BEGIN INFORMATION SUPPLIED

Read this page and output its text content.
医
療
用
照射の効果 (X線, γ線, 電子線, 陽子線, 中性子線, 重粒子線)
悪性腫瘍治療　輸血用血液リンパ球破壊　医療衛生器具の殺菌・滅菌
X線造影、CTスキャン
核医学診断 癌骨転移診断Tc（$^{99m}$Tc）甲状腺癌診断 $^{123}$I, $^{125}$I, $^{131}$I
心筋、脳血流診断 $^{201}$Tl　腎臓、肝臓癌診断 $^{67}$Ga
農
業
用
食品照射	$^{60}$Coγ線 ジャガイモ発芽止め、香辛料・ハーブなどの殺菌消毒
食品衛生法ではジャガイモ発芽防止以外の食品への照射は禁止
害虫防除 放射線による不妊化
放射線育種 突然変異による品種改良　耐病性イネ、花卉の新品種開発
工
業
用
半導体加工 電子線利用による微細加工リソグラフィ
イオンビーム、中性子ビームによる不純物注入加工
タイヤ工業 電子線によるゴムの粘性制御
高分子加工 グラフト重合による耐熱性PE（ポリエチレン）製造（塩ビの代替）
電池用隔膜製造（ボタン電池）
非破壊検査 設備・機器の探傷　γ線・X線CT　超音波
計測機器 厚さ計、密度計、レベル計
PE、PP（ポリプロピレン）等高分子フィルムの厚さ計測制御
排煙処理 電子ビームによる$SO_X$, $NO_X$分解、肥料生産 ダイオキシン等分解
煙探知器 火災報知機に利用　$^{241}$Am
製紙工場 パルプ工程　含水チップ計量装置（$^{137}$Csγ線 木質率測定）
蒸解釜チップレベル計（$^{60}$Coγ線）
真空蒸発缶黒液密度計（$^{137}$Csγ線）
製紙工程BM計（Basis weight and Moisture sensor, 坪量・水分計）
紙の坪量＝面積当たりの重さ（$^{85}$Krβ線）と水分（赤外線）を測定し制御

END INFORMATION SUPPLIED

- **TASK GOAL**: Your answer should be one number: how many lines of the listing include the word "Csγ線".

- **TASK RESPONSE**: 2